■ **THE PROBLEM**: Each entry needs to be restated exactly as written.

━━ STORED DATA ━━

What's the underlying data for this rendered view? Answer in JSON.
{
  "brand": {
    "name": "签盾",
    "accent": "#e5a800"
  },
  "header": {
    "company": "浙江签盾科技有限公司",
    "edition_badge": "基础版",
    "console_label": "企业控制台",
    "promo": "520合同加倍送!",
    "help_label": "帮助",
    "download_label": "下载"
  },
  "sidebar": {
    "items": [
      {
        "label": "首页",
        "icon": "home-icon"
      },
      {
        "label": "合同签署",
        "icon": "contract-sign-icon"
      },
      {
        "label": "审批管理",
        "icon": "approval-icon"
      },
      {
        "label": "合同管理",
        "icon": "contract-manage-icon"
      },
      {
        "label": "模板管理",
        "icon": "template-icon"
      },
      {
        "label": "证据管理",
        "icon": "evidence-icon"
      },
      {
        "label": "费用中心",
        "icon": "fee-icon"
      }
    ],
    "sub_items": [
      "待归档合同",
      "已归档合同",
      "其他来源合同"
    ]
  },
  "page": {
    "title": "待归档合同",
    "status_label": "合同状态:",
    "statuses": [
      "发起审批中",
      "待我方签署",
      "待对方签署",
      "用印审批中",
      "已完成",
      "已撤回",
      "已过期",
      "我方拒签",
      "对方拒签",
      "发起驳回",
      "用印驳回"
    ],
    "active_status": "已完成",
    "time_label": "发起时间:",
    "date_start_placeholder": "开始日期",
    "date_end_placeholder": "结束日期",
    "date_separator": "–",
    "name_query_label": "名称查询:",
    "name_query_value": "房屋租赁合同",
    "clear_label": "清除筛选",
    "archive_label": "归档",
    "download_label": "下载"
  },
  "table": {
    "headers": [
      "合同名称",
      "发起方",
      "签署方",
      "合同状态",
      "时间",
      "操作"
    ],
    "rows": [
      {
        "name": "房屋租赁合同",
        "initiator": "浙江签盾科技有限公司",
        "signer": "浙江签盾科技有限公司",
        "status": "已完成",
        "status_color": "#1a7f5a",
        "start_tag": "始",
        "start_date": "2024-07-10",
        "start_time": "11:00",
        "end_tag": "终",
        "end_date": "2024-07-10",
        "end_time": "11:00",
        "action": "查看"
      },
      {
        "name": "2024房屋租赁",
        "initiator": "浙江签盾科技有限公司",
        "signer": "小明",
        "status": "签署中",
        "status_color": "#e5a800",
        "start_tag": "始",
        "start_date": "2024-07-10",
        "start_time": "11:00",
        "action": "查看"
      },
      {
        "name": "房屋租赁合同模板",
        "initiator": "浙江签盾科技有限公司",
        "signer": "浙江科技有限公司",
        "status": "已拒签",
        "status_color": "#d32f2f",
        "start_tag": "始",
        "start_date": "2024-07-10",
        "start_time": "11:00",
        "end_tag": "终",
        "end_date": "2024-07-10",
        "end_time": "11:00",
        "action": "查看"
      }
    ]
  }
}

━━━

■ **ANSWER BELOW**:
What's the underlying data for this rendered view? Answer in JSON.
{
  "brand": {
    "name": "签盾",
    "accent": "#e5a800"
  },
  "header": {
    "company": "浙江签盾科技有限公司",
    "edition_badge": "基础版",
    "console_label": "企业控制台",
    "promo": "520合同加倍送!",
    "help_label": "帮助",
    "download_label": "下载"
  },
  "sidebar": {
    "items": [
      {
        "label": "首页",
        "icon": "home-icon"
      },
      {
        "label": "合同签署",
        "icon": "contract-sign-icon"
      },
      {
        "label": "审批管理",
        "icon": "approval-icon"
      },
      {
        "label": "合同管理",
        "icon": "contract-manage-icon"
      },
      {
        "label": "模板管理",
        "icon": "template-icon"
      },
      {
        "label": "证据管理",
        "icon": "evidence-icon"
      },
      {
        "label": "费用中心",
        "icon": "fee-icon"
      }
    ],
    "sub_items": [
      "待归档合同",
      "已归档合同",
      "其他来源合同"
    ]
  },
  "page": {
    "title": "待归档合同",
    "status_label": "合同状态:",
    "statuses": [
      "发起审批中",
      "待我方签署",
      "待对方签署",
      "用印审批中",
      "已完成",
      "已撤回",
      "已过期",
      "我方拒签",
      "对方拒签",
      "发起驳回",
      "用印驳回"
    ],
    "active_status": "已完成",
    "time_label": "发起时间:",
    "date_start_placeholder": "开始日期",
    "date_end_placeholder": "结束日期",
    "date_separator": "–",
    "name_query_label": "名称查询:",
    "name_query_value": "房屋租赁合同",
    "clear_label": "清除筛选",
    "archive_label": "归档",
    "download_label": "下载"
  },
  "table": {
    "headers": [
      "合同名称",
      "发起方",
      "签署方",
      "合同状态",
      "时间",
      "操作"
    ],
    "rows": [
      {
        "name": "房屋租赁合同",
        "initiator": "浙江签盾科技有限公司",
        "signer": "浙江签盾科技有限公司",
        "status": "已完成",
        "status_color": "#1a7f5a",
        "start_tag": "始",
        "start_date": "2024-07-10",
        "start_time": "11:00",
        "end_tag": "终",
        "end_date": "2024-07-10",
        "end_time": "11:00",
        "action": "查看"
      },
      {
        "name": "2024房屋租赁",
        "initiator": "浙江签盾科技有限公司",
        "signer": "小明",
        "status": "签署中",
        "status_color": "#e5a800",
        "start_tag": "始",
        "start_date": "2024-07-10",
        "start_time": "11:00",
        "action": "查看"
      },
      {
        "name": "房屋租赁合同模板",
        "initiator": "浙江签盾科技有限公司",
        "signer": "浙江科技有限公司",
        "status": "已拒签",
        "status_color": "#d32f2f",
        "start_tag": "始",
        "start_date": "2024-07-10",
        "start_time": "11:00",
        "end_tag": "终",
        "end_date": "2024-07-10",
        "end_time": "11:00",
        "action": "查看"
      }
    ]
  }
}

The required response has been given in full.